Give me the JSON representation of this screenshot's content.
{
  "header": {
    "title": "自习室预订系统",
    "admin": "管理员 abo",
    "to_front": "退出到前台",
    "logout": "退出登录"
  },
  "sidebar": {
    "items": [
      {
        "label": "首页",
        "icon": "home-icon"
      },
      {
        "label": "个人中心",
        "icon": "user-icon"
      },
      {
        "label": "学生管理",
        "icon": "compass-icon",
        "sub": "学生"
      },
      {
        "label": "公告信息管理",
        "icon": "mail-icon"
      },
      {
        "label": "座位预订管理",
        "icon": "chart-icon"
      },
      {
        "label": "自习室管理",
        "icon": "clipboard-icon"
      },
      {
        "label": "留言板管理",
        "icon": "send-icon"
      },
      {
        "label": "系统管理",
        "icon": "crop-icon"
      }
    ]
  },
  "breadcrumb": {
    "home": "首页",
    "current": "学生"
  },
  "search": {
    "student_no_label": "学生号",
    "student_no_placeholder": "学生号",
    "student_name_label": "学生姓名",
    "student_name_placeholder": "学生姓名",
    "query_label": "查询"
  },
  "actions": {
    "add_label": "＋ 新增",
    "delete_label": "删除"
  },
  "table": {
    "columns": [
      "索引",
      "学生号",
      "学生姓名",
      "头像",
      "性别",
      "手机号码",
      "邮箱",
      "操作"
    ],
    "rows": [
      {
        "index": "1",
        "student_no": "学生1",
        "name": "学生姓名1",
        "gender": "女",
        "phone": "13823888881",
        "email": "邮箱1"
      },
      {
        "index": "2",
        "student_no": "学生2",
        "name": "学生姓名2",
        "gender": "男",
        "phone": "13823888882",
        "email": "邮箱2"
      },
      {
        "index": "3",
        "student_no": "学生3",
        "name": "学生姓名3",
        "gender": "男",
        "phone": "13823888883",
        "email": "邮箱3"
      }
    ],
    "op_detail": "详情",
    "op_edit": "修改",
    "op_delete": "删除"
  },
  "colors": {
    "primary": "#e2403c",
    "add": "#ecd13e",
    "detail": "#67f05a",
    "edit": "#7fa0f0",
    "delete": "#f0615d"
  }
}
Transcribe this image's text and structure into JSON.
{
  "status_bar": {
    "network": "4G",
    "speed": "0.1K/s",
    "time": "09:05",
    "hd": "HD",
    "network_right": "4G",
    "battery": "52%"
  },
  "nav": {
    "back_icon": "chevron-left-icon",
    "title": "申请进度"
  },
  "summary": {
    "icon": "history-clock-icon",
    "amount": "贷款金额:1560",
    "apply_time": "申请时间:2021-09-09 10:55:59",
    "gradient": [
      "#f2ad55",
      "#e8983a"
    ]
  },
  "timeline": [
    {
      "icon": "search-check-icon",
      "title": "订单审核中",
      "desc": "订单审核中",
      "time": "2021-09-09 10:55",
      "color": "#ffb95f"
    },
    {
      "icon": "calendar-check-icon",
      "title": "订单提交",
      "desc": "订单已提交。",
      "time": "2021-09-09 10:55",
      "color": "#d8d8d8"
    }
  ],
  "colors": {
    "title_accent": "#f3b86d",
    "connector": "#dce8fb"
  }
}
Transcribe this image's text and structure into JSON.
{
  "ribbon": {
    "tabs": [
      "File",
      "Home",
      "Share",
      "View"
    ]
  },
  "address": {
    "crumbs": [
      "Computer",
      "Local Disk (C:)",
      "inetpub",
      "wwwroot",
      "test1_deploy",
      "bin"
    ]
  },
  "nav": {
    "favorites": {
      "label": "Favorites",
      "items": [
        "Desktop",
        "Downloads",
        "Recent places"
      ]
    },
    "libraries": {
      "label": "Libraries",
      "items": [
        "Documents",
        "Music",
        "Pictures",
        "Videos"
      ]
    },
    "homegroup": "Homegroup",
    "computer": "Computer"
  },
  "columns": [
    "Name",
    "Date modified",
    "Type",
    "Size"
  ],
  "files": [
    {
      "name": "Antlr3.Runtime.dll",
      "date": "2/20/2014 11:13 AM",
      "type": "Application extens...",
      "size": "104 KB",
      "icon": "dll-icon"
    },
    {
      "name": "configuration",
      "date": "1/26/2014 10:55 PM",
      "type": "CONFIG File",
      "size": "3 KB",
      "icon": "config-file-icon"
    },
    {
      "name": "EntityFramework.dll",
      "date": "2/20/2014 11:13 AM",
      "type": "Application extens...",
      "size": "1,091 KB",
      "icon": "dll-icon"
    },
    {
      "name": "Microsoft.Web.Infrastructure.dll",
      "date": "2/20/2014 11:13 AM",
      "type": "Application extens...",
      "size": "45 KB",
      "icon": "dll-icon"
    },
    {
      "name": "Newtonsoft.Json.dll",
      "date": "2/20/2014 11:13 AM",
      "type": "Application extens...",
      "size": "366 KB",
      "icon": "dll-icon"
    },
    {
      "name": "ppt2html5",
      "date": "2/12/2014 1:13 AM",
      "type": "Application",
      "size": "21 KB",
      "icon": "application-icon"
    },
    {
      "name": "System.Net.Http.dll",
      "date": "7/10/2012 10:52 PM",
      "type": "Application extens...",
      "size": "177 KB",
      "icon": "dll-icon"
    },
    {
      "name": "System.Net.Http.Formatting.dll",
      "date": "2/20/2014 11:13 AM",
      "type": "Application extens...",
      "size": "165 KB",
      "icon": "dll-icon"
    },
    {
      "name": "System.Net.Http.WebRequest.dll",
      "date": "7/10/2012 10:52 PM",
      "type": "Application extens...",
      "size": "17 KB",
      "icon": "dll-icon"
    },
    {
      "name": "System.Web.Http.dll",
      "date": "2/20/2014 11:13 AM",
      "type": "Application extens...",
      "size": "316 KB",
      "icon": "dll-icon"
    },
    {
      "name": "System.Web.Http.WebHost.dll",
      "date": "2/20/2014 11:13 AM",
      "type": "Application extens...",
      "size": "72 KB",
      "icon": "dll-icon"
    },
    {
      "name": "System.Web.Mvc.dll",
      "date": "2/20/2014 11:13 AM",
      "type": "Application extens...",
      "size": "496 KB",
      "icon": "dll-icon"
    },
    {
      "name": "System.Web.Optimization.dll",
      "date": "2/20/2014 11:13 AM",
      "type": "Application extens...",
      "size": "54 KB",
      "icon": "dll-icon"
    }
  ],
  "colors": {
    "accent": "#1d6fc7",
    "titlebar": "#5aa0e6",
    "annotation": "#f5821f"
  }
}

───

--- WRITTEN INSTRUCTION ---
Take each line containing the string "Http" and copy it out.

--- FULL ANSWER ---
      "name": "System.Net.Http.dll",
      "name": "System.Net.Http.Formatting.dll",
      "name": "System.Net.Http.WebRequest.dll",
      "name": "System.Web.Http.dll",
      "name": "System.Web.Http.WebHost.dll",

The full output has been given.